__Task requirements__
Reproduce exactly the line in which "Enumerate this screenshot's" occurs and all the lines after it, ending with the last line.

__Data for this exercise__
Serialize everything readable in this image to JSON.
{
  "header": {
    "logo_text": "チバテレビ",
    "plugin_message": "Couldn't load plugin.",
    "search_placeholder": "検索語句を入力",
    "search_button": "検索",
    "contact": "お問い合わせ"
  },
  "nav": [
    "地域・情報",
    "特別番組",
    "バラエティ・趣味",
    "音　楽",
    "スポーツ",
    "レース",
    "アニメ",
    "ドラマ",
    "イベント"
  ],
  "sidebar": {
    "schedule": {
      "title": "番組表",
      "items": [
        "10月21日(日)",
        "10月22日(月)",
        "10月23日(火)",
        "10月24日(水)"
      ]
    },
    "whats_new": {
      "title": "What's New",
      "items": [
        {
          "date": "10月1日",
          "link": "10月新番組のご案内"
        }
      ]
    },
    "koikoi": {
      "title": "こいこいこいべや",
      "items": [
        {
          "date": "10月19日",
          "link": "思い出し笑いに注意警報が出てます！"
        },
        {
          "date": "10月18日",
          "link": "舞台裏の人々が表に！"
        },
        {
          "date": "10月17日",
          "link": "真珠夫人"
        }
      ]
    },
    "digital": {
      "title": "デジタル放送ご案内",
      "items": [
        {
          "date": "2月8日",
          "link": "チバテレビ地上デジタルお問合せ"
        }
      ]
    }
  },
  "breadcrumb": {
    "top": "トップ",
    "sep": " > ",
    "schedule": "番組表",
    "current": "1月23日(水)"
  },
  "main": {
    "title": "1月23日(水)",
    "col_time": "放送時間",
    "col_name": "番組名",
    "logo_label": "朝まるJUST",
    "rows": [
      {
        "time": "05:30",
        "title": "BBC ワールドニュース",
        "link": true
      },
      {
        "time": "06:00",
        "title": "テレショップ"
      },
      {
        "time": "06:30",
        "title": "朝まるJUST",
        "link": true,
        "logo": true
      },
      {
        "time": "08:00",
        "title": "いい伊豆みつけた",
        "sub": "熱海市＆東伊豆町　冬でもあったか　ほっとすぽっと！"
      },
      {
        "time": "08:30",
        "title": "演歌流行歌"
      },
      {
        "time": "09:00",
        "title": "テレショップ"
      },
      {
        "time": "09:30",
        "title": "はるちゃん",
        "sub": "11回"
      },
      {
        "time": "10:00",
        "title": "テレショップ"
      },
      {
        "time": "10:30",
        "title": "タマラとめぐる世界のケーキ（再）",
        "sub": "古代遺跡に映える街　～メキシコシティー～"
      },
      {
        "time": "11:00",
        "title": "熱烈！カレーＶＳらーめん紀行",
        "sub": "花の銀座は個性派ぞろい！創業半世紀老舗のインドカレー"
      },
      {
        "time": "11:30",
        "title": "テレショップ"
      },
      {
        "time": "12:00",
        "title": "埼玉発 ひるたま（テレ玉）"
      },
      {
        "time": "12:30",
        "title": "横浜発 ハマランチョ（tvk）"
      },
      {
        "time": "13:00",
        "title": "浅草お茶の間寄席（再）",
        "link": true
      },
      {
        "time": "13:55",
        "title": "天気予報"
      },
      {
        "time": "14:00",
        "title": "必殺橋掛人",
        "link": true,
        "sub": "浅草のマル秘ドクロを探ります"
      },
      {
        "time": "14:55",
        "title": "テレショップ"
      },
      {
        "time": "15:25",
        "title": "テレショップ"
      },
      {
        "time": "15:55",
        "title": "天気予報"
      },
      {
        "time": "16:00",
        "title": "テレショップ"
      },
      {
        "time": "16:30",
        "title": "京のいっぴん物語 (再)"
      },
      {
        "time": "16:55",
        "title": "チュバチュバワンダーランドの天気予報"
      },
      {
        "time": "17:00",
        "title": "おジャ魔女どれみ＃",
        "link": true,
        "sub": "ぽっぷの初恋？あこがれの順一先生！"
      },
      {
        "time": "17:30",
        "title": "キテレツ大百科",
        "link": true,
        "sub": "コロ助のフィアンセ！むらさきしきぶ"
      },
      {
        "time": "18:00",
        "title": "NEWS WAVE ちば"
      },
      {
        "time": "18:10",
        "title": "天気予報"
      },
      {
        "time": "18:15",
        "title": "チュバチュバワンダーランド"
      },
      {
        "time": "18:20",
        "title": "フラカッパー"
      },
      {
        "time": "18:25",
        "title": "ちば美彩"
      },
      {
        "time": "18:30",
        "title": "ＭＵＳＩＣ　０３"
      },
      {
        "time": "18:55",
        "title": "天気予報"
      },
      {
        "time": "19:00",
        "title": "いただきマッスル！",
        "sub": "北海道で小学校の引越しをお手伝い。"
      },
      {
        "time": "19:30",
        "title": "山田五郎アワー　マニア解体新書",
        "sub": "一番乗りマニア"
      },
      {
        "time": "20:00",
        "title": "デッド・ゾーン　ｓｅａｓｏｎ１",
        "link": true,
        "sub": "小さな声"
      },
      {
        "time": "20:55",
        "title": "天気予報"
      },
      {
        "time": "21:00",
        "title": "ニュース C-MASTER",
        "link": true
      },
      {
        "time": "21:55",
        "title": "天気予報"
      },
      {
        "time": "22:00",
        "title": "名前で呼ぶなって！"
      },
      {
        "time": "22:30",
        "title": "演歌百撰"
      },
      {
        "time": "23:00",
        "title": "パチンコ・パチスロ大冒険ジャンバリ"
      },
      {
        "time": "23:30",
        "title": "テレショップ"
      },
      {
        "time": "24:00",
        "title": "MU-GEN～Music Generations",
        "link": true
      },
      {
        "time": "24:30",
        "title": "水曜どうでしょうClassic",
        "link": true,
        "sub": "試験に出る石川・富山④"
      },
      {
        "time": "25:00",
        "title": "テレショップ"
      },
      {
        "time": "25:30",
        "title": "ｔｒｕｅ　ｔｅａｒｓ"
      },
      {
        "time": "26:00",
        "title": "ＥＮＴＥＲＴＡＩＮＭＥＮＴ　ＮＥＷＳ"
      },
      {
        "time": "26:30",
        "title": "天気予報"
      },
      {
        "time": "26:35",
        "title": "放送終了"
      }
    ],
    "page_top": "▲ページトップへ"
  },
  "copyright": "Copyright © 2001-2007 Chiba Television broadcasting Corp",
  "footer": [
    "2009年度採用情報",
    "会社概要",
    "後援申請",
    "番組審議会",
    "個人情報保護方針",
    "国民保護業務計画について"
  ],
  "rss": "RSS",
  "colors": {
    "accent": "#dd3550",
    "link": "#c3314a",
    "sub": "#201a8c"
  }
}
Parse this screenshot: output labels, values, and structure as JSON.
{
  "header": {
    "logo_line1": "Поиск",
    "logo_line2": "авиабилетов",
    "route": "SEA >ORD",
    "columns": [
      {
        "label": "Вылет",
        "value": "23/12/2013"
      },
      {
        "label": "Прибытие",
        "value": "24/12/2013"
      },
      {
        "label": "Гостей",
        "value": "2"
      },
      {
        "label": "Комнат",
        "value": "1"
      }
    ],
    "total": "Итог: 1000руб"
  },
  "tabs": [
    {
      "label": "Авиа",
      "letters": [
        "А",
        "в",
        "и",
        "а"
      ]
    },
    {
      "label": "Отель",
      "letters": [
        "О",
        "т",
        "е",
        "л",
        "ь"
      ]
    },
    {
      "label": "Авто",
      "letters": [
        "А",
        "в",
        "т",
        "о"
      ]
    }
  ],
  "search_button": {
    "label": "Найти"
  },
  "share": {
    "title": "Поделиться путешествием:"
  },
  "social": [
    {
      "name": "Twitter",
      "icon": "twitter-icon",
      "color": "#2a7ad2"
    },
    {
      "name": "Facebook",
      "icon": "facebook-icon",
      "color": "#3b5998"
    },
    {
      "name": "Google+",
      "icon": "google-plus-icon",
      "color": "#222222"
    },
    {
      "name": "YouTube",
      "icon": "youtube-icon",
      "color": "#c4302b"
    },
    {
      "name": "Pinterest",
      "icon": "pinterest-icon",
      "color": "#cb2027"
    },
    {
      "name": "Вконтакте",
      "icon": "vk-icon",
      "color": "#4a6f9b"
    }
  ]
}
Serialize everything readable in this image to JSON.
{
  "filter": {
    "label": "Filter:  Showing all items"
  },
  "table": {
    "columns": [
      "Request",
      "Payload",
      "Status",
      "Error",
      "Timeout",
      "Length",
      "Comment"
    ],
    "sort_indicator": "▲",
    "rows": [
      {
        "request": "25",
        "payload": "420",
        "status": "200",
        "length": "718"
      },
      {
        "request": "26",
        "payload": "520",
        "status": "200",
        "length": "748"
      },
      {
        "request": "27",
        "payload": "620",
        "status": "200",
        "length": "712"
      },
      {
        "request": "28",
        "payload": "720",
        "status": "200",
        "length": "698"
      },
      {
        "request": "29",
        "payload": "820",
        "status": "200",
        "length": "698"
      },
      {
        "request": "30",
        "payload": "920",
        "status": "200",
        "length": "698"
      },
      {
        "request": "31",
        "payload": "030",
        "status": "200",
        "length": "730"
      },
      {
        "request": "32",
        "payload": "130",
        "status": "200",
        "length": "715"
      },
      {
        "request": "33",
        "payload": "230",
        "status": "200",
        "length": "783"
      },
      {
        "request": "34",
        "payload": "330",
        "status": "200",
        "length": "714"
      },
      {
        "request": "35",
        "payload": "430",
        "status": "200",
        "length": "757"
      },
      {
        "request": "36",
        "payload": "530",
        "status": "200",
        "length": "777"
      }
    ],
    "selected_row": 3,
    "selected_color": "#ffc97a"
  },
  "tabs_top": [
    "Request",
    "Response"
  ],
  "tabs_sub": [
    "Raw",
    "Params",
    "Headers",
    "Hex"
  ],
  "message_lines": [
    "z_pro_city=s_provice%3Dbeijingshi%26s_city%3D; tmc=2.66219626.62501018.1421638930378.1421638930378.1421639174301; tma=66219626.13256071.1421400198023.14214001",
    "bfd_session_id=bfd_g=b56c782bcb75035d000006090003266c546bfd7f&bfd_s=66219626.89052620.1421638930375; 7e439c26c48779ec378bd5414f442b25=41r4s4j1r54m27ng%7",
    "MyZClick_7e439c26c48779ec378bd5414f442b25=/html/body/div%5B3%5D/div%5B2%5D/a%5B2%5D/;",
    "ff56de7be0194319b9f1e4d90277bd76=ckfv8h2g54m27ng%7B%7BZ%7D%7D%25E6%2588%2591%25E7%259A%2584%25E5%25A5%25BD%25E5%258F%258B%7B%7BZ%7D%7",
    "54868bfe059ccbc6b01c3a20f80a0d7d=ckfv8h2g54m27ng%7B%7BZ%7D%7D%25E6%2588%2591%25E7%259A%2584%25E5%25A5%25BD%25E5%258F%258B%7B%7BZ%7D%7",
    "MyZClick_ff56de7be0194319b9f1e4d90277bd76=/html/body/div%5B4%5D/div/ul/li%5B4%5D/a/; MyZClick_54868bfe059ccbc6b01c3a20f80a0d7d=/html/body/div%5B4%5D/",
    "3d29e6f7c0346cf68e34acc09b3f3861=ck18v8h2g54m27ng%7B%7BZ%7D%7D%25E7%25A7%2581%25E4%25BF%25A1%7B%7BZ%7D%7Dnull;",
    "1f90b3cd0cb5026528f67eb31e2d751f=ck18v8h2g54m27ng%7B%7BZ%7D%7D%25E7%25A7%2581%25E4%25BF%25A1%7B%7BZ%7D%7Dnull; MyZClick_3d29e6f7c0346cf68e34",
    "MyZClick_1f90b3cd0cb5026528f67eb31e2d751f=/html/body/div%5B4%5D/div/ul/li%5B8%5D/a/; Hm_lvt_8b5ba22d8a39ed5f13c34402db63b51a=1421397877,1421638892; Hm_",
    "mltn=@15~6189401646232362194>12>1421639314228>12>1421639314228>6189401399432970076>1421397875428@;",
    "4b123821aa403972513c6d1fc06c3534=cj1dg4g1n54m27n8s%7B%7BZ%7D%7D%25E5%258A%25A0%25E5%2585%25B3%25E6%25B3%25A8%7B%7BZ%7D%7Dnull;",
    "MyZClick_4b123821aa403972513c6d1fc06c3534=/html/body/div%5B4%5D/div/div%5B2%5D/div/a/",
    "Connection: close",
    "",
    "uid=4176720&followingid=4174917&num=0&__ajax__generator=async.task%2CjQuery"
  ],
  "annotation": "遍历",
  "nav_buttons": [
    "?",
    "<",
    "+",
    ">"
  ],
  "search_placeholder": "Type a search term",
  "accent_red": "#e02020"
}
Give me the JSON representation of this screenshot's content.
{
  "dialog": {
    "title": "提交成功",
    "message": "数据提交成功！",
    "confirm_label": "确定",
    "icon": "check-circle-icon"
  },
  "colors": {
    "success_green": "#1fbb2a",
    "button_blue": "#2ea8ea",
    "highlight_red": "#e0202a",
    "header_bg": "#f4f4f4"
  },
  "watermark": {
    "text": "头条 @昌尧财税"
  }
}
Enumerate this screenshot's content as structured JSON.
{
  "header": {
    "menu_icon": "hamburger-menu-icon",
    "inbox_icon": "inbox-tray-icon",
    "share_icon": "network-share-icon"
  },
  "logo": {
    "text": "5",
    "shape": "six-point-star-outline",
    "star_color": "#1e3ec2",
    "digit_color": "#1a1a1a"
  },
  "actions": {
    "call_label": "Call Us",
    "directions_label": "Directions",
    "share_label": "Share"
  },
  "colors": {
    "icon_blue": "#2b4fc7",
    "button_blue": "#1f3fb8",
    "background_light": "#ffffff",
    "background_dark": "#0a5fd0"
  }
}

__Solution to the problem__
Enumerate this screenshot's content as structured JSON.
{
  "header": {
    "menu_icon": "hamburger-menu-icon",
    "inbox_icon": "inbox-tray-icon",
    "share_icon": "network-share-icon"
  },
  "logo": {
    "text": "5",
    "shape": "six-point-star-outline",
    "star_color": "#1e3ec2",
    "digit_color": "#1a1a1a"
  },
  "actions": {
    "call_label": "Call Us",
    "directions_label": "Directions",
    "share_label": "Share"
  },
  "colors": {
    "icon_blue": "#2b4fc7",
    "button_blue": "#1f3fb8",
    "background_light": "#ffffff",
    "background_dark": "#0a5fd0"
  }
}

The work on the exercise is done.